(A block of data)
━━━━━━━━━━

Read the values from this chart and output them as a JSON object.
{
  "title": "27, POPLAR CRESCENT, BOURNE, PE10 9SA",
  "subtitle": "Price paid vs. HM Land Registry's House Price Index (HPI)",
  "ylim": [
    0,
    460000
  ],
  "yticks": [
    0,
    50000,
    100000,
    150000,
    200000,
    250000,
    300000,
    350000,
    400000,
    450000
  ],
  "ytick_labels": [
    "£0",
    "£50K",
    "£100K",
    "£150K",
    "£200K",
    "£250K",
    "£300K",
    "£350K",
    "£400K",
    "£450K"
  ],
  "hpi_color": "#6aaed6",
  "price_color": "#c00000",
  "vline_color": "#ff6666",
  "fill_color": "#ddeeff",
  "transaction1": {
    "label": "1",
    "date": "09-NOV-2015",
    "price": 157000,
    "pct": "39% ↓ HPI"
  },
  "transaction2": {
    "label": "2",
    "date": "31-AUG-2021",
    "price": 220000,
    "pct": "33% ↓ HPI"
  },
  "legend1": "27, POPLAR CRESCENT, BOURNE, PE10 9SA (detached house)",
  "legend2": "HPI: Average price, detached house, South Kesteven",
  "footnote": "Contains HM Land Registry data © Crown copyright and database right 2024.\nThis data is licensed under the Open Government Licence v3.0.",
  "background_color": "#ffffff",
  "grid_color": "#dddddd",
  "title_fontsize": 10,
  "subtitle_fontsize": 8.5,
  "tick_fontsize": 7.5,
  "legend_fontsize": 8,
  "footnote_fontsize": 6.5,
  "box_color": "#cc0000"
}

━━━━━━━━━━

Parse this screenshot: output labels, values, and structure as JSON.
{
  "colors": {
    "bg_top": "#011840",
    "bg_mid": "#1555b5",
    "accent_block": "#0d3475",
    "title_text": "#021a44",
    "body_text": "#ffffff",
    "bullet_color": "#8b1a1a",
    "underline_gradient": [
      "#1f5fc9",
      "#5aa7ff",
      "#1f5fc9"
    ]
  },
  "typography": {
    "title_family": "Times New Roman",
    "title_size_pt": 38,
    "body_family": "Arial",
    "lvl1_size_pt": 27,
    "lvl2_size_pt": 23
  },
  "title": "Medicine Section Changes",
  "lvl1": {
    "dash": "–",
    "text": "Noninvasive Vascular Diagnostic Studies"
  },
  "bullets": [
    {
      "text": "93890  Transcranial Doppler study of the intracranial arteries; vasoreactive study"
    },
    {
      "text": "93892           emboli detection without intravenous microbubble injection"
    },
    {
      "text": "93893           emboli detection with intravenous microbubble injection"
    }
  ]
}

━━━━━━━━━━

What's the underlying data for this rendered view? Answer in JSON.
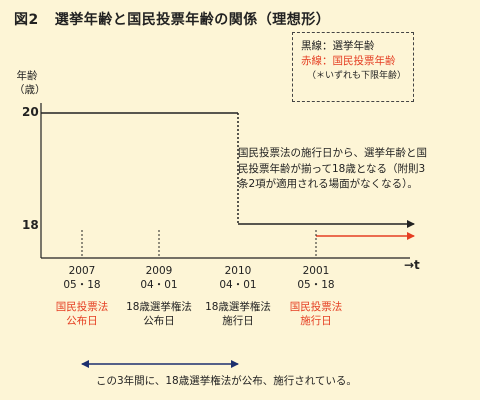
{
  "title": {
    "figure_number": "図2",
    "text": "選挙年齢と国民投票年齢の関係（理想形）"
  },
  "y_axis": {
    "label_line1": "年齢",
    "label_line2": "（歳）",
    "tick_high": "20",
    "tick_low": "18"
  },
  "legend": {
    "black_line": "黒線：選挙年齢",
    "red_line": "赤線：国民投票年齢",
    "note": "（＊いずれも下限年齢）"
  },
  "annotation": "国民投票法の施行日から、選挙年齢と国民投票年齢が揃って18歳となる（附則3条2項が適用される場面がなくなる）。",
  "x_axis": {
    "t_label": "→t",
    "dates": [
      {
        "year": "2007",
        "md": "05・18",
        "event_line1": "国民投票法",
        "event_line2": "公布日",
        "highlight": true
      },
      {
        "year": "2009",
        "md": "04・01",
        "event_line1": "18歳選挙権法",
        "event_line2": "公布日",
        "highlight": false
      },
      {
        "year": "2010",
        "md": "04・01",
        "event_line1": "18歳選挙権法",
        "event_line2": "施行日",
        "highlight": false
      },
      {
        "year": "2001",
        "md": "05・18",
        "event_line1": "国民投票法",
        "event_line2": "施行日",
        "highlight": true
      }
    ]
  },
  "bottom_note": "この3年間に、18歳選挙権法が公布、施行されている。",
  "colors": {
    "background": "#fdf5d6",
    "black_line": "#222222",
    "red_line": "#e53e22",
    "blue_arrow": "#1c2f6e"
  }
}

━━━━━━━━━━

**Written task**
Gather all lines with the string "Land" from the data.

**Result**
  "subtitle": "Price paid vs. HM Land Registry's House Price Index (HPI)",
  "footnote": "Contains HM Land Registry data © Crown copyright and database right 2024.\nThis data is licensed under the Open Government Licence v3.0.",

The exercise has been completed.